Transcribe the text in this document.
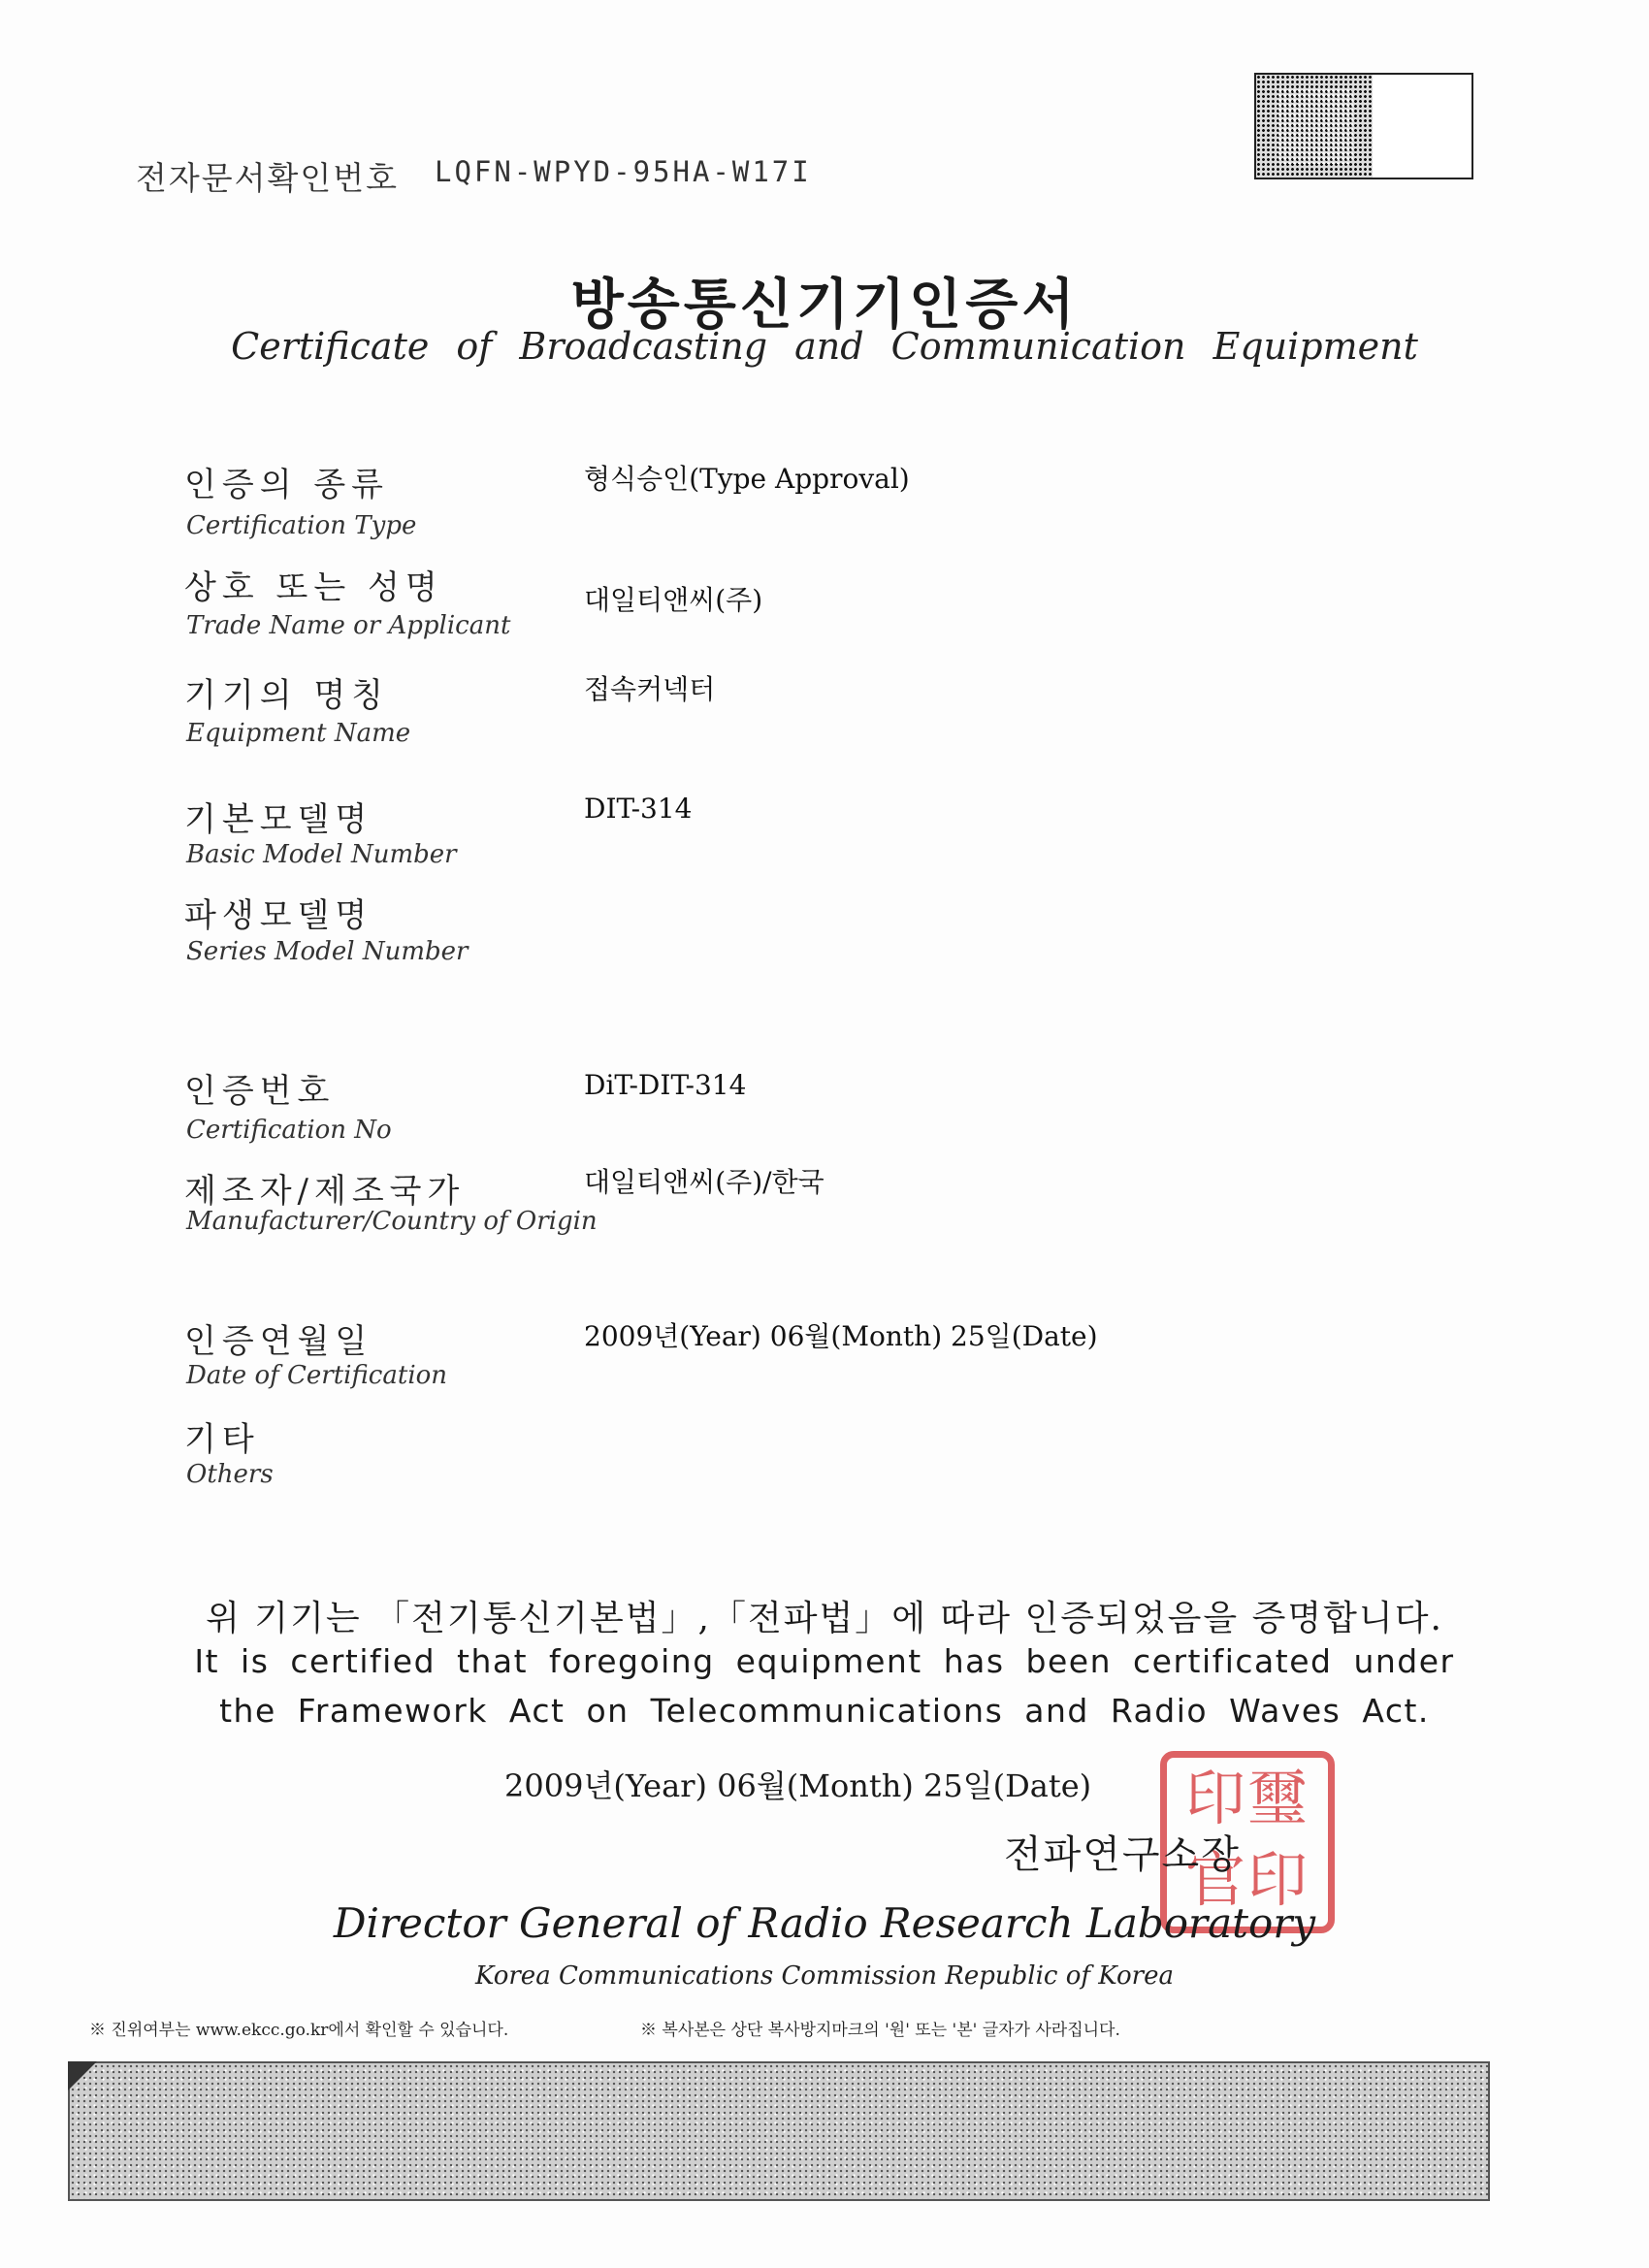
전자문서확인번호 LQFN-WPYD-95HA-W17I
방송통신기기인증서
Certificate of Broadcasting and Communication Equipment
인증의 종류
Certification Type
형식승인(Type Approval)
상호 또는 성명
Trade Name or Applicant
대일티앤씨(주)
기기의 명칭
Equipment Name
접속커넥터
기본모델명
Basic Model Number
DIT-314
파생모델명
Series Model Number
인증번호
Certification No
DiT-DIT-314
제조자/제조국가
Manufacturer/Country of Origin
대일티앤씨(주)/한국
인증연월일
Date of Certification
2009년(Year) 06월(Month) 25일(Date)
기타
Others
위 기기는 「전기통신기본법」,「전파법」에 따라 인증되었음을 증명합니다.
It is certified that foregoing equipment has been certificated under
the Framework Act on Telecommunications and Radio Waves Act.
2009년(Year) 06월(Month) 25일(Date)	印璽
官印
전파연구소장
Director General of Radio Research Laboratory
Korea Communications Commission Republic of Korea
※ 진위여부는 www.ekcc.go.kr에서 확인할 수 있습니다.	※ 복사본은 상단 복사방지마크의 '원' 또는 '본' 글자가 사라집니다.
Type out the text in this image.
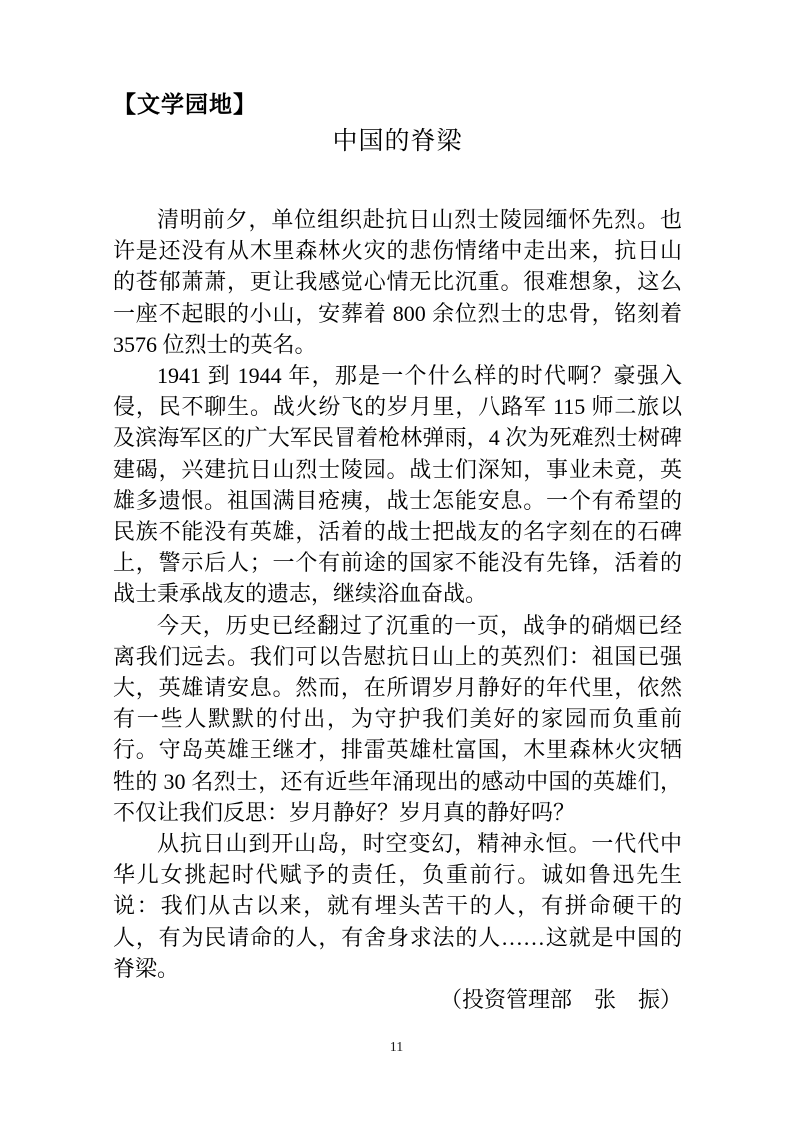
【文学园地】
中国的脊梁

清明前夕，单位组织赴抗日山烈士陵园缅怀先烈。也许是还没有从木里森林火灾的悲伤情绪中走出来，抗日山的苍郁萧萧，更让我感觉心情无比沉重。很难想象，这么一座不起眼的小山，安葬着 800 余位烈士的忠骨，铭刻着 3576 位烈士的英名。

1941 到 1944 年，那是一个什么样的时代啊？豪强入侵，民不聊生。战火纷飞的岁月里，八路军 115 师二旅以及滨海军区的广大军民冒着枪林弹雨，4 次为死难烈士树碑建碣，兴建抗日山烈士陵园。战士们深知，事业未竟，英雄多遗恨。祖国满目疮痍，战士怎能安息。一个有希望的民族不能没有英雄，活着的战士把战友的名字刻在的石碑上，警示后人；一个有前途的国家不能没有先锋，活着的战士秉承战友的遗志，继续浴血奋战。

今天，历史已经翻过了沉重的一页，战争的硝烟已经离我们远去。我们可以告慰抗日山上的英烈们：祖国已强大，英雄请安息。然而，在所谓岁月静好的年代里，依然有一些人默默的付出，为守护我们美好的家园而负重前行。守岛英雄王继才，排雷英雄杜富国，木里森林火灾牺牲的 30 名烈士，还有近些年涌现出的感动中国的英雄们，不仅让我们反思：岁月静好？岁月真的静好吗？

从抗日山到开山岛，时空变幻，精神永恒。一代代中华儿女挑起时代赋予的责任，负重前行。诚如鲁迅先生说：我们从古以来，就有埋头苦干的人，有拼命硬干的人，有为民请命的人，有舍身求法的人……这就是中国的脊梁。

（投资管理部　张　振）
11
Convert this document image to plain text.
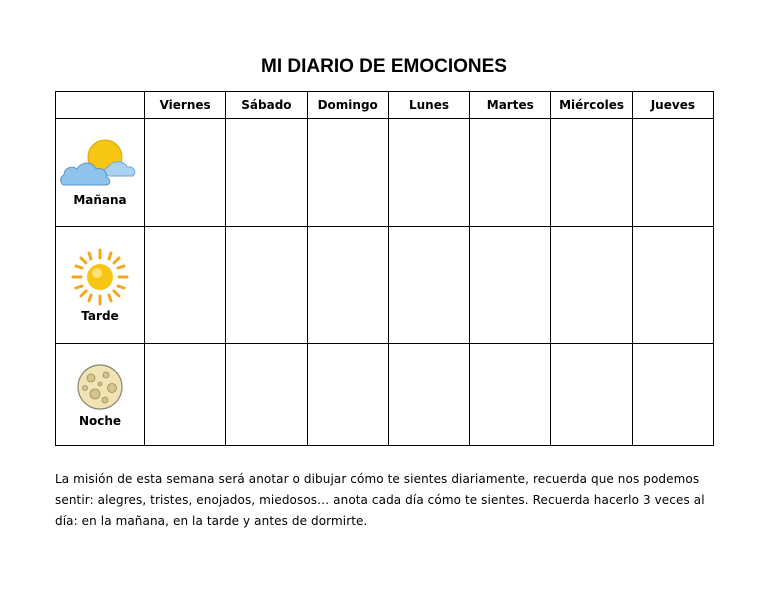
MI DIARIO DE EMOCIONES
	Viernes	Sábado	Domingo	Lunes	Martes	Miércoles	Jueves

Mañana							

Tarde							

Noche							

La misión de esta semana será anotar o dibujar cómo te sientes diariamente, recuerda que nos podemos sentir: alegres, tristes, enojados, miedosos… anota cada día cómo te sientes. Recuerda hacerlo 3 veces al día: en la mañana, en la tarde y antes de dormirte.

----

TASK TO CARRY OUT: Identify the lines that hold the word "Radio". Copy every one of them.

RESULT OF THE TASK:
the Framework Act on Telecommunications and Radio Waves Act.
Director General of Radio Research Laboratory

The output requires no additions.